▸ **PROBLEM REQUIREMENTS**: Which lines of the records contain "median"? Collect every one of them.

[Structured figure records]
★ ★ ★ ★

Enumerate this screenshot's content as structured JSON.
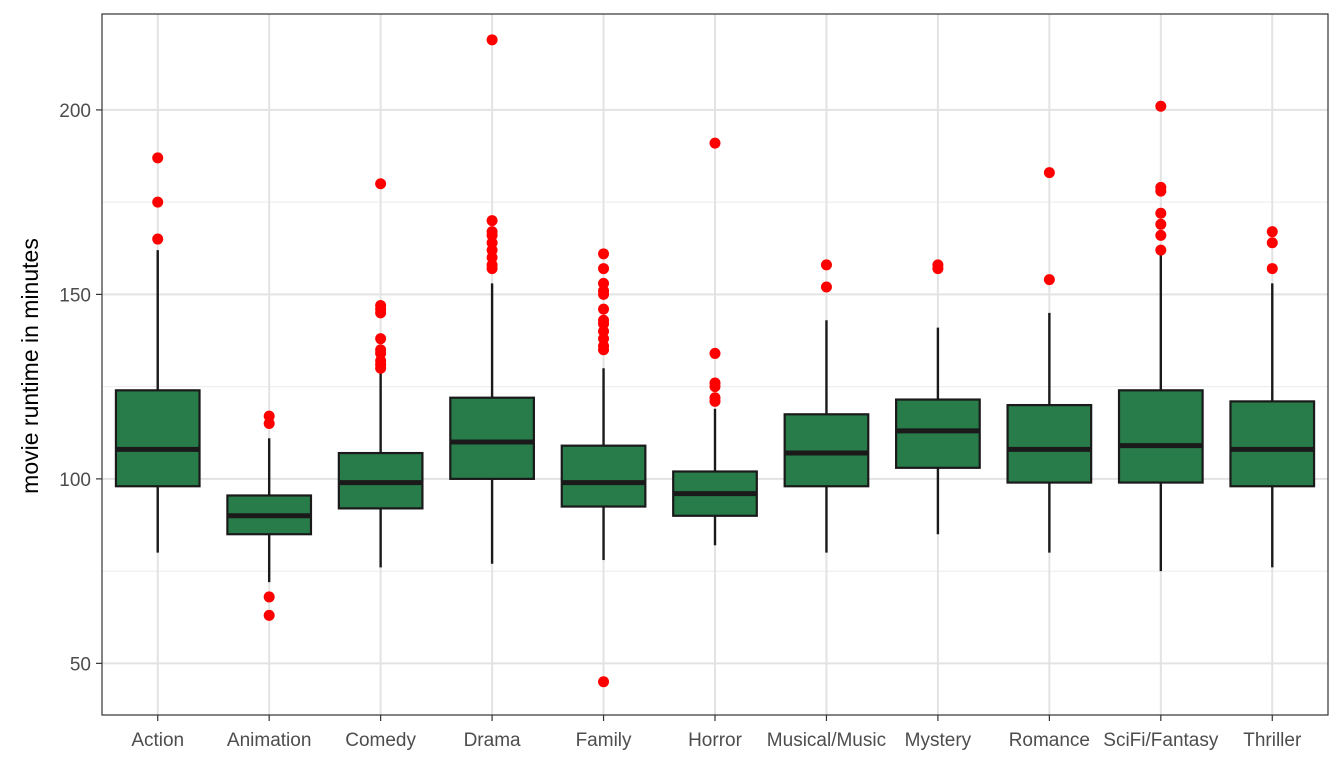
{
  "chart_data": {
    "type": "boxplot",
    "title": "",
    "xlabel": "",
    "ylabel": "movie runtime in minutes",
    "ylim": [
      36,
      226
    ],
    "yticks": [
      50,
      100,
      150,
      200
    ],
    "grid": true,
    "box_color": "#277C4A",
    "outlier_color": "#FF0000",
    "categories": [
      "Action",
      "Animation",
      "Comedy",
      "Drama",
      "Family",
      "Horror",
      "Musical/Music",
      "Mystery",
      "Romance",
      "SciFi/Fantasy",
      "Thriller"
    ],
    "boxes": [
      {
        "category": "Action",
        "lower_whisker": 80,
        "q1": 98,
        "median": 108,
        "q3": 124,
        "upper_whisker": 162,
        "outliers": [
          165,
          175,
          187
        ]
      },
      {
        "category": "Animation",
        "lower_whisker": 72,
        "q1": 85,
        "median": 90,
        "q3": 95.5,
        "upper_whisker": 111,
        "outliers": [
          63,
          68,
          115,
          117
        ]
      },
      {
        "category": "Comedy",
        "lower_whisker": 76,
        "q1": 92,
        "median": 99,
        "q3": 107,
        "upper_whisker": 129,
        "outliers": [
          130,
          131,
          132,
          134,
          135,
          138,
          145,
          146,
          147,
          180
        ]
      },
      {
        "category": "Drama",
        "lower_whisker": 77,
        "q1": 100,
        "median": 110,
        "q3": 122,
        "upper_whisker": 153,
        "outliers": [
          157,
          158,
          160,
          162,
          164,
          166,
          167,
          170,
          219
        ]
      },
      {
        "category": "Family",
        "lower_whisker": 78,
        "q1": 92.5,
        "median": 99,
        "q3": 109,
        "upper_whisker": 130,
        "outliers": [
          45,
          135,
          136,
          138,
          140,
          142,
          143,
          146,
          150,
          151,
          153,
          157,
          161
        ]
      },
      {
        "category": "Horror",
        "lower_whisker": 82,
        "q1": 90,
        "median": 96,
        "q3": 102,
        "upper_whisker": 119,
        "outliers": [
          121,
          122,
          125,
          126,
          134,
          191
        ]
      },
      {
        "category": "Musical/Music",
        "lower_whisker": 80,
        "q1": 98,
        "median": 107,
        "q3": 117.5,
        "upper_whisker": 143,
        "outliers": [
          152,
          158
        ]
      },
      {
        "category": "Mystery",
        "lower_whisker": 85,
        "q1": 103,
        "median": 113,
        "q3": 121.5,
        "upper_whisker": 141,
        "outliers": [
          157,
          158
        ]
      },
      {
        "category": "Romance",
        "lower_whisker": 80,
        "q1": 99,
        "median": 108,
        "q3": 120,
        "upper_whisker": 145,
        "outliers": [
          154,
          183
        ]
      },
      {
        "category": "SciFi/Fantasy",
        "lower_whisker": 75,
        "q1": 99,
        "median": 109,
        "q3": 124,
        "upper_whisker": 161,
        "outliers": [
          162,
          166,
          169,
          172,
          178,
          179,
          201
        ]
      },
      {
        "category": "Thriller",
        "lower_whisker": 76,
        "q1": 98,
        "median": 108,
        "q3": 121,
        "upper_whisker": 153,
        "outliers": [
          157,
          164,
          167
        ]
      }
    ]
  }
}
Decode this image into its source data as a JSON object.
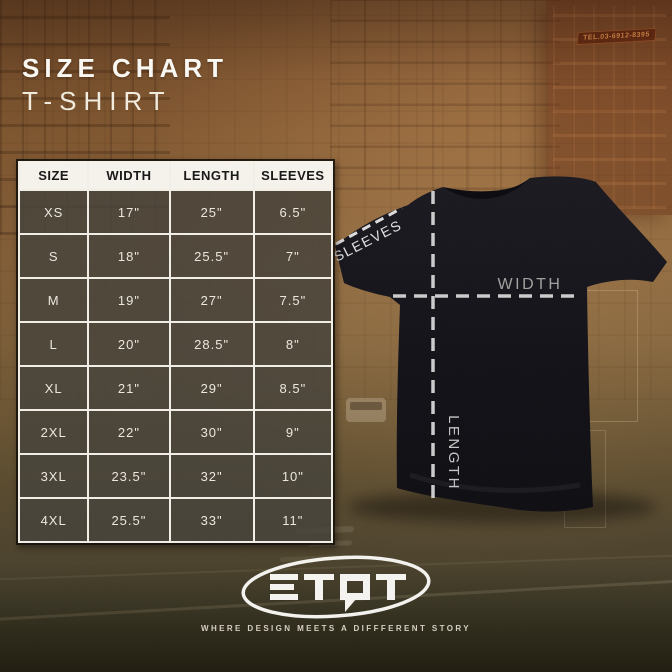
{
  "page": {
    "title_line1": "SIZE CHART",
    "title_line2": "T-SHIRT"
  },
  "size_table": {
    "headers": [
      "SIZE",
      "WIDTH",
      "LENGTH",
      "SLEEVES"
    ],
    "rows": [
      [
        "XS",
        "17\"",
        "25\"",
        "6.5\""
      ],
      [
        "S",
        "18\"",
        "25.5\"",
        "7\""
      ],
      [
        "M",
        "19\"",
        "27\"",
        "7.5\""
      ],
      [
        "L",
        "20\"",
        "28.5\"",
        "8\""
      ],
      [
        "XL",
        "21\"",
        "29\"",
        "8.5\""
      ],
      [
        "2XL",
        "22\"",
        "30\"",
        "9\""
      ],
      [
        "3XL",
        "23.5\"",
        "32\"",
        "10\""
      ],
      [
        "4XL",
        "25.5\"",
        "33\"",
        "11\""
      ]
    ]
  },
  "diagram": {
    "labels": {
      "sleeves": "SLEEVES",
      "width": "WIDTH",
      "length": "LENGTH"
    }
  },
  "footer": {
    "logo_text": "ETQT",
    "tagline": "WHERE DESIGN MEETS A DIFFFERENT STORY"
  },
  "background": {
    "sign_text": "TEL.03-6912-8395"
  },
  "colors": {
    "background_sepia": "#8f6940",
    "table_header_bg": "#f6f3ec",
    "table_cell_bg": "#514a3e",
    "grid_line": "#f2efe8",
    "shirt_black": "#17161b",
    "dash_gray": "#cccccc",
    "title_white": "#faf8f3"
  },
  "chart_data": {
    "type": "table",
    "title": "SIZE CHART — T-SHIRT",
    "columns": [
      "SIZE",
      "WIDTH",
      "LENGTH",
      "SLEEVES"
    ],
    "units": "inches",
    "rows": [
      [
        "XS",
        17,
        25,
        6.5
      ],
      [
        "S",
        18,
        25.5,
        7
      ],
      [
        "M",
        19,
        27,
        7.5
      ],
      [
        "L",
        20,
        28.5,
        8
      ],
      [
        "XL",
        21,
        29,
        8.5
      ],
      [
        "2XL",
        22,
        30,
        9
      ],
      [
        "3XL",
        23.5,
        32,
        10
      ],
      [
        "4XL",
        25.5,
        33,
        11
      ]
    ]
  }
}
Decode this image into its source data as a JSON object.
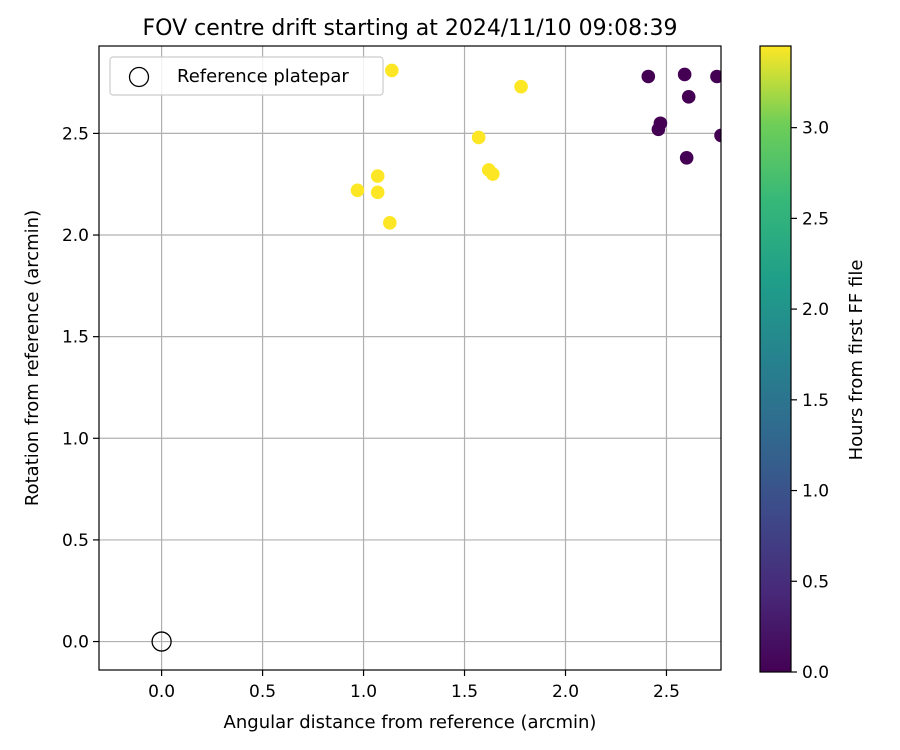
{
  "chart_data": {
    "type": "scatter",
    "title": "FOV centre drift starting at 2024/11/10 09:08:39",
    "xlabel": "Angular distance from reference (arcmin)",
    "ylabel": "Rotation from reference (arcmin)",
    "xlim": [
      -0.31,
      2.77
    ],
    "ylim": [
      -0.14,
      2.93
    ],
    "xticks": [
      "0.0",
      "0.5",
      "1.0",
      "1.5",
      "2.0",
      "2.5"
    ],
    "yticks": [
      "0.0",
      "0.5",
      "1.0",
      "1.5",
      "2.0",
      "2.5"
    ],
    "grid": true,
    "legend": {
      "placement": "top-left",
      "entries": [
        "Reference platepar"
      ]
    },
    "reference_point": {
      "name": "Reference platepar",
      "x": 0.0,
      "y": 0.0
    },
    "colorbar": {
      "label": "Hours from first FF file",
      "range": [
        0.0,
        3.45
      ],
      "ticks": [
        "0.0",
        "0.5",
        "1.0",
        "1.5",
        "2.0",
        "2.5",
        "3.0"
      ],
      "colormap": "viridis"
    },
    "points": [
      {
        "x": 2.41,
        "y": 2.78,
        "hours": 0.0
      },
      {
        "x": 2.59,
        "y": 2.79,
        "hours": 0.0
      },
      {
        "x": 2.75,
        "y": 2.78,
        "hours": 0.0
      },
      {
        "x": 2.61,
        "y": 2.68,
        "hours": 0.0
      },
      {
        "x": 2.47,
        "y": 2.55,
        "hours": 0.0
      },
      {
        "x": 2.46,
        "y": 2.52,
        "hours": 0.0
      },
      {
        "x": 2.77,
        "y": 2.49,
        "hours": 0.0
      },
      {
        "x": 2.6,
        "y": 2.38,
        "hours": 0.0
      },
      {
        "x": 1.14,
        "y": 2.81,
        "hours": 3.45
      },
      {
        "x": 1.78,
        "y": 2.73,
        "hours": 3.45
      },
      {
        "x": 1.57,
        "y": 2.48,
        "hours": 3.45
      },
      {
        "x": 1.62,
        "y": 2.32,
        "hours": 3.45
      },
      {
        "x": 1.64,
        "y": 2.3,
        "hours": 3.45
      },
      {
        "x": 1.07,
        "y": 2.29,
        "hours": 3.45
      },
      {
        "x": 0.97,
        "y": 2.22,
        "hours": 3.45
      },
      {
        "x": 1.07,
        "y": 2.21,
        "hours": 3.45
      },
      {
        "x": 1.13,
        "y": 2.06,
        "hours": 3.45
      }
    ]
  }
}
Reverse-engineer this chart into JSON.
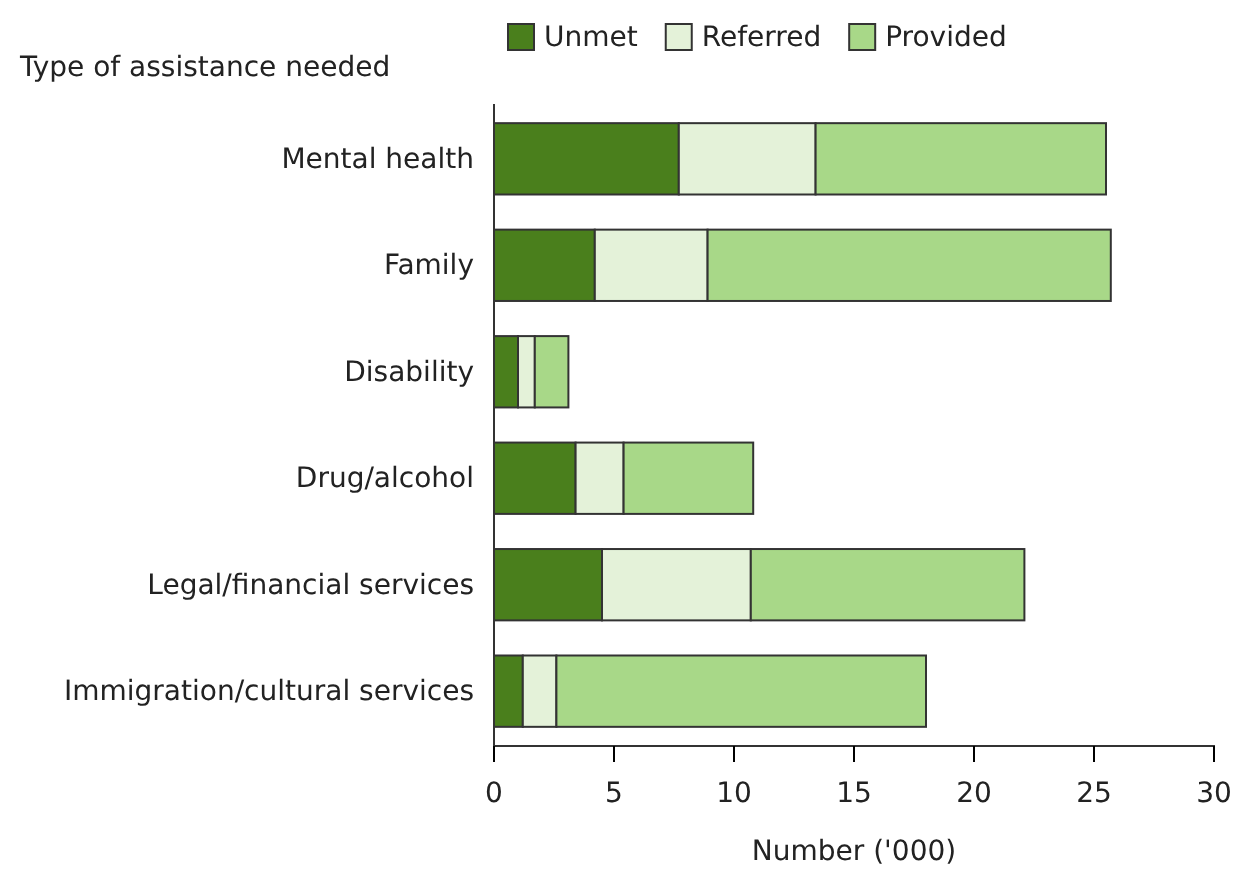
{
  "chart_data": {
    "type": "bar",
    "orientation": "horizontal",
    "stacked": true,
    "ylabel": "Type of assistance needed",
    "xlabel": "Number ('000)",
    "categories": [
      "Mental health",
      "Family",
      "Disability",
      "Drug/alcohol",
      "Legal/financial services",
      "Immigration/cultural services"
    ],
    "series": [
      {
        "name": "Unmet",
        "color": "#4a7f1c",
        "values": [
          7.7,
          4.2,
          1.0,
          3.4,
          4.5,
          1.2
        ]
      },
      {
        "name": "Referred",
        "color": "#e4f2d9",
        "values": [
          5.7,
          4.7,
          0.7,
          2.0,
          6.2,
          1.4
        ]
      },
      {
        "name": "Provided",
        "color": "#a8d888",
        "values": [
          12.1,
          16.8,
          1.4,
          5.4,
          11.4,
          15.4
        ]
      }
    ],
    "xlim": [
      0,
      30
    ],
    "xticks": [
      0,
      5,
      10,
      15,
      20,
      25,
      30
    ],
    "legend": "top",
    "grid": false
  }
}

★ ★ ★ ★

▸ **ANSWER**:
        "median": 108,
        "median": 90,
        "median": 99,
        "median": 110,
        "median": 99,
        "median": 96,
        "median": 107,
        "median": 113,
        "median": 108,
        "median": 109,
        "median": 108,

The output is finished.